* **THE EXERCISE**:
In the records below, find each line containing the word "khoảng" and copy it.

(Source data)
-*-

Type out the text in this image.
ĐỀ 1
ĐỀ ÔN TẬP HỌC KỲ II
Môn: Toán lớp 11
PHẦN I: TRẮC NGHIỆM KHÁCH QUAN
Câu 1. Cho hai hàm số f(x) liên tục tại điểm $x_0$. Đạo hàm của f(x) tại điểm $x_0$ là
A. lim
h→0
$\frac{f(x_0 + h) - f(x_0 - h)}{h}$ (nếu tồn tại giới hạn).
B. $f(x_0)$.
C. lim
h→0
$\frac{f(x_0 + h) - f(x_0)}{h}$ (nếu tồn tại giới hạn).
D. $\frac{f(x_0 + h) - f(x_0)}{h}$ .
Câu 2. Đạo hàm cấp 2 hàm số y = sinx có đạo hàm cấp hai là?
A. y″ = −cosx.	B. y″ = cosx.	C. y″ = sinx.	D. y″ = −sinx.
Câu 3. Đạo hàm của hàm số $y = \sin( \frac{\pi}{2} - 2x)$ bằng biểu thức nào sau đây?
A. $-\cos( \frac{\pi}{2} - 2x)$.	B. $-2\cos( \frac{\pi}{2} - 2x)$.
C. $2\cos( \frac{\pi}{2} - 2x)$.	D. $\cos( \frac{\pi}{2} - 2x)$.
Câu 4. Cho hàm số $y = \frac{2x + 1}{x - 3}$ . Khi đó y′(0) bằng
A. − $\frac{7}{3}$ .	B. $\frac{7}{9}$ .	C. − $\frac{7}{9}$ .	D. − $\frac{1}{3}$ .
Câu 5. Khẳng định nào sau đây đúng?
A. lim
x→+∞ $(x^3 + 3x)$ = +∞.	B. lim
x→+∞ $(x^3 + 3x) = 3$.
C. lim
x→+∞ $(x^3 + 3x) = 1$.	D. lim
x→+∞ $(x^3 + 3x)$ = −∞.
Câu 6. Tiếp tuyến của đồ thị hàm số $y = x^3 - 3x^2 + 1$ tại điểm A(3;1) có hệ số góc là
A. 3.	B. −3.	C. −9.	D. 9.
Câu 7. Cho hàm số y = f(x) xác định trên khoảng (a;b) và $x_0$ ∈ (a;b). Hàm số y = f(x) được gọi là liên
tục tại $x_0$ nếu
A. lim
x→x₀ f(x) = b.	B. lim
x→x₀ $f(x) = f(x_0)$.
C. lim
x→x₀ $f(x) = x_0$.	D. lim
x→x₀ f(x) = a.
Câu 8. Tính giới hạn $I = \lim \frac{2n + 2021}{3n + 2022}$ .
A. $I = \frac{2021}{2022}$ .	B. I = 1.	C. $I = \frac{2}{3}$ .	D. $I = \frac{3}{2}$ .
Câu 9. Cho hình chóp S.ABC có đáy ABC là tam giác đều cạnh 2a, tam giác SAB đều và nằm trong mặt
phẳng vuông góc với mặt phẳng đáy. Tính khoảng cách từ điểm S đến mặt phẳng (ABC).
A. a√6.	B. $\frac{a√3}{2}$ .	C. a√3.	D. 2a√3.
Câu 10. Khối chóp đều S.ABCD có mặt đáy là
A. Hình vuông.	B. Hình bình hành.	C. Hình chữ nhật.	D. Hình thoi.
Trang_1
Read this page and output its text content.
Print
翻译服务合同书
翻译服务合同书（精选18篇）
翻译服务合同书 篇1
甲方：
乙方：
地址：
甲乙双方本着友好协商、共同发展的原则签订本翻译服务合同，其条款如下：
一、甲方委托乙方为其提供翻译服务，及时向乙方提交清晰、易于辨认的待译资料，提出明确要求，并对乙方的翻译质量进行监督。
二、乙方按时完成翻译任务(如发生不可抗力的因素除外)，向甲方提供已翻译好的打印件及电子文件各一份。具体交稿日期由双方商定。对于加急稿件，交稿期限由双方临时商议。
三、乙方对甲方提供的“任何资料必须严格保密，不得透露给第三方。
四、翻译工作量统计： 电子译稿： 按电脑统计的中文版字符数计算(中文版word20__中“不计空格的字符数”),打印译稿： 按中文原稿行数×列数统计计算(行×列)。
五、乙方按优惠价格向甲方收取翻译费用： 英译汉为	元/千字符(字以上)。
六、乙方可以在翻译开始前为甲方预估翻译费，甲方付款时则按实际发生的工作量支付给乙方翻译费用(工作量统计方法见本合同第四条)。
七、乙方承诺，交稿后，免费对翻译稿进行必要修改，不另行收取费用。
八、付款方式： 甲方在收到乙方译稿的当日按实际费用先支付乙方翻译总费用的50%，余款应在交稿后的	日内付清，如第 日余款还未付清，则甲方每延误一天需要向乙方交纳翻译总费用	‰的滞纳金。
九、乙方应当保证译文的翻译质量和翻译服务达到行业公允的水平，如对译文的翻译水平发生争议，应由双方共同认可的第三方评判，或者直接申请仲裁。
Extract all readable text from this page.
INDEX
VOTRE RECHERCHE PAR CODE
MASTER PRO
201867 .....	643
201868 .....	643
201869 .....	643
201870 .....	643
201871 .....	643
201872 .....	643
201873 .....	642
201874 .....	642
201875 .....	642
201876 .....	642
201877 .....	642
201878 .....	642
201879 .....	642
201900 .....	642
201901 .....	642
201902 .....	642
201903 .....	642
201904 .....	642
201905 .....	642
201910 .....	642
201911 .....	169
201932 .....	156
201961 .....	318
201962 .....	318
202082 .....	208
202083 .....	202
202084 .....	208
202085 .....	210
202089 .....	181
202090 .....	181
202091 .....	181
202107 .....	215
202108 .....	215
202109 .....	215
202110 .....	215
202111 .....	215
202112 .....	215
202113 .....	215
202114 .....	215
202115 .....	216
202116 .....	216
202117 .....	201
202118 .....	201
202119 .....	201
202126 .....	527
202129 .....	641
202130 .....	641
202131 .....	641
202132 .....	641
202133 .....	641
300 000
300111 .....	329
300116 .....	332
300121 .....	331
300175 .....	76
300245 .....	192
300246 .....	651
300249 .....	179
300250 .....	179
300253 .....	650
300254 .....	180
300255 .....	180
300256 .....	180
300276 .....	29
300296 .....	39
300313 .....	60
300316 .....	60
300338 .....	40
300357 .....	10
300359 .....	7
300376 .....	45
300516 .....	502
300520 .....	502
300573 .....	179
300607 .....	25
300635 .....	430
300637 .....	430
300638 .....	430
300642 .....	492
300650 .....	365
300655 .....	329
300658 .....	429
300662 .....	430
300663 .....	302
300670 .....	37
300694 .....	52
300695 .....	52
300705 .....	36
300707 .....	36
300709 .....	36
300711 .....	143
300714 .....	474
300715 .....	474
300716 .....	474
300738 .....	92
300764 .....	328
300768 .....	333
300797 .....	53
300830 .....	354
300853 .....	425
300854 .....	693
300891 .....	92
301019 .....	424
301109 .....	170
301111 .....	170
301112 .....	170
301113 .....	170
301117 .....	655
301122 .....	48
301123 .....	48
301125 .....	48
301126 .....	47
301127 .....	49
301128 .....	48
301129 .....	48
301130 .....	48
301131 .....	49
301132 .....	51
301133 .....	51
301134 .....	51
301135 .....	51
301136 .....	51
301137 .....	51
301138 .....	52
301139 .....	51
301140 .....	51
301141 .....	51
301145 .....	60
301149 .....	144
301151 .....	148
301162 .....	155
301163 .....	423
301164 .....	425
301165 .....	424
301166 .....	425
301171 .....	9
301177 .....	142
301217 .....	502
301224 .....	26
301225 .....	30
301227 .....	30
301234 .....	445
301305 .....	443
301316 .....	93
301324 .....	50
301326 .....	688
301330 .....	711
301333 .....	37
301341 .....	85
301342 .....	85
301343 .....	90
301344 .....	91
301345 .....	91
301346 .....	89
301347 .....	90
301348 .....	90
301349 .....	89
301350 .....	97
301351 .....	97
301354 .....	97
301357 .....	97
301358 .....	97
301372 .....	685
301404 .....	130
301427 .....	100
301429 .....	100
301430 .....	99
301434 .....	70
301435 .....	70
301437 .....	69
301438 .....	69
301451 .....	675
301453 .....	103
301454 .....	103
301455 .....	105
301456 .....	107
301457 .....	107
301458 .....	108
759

-*-

* **THE REPLY**:
Câu 7. Cho hàm số y = f(x) xác định trên khoảng (a;b) và $x_0$ ∈ (a;b). Hàm số y = f(x) được gọi là liên
phẳng vuông góc với mặt phẳng đáy. Tính khoảng cách từ điểm S đến mặt phẳng (ABC).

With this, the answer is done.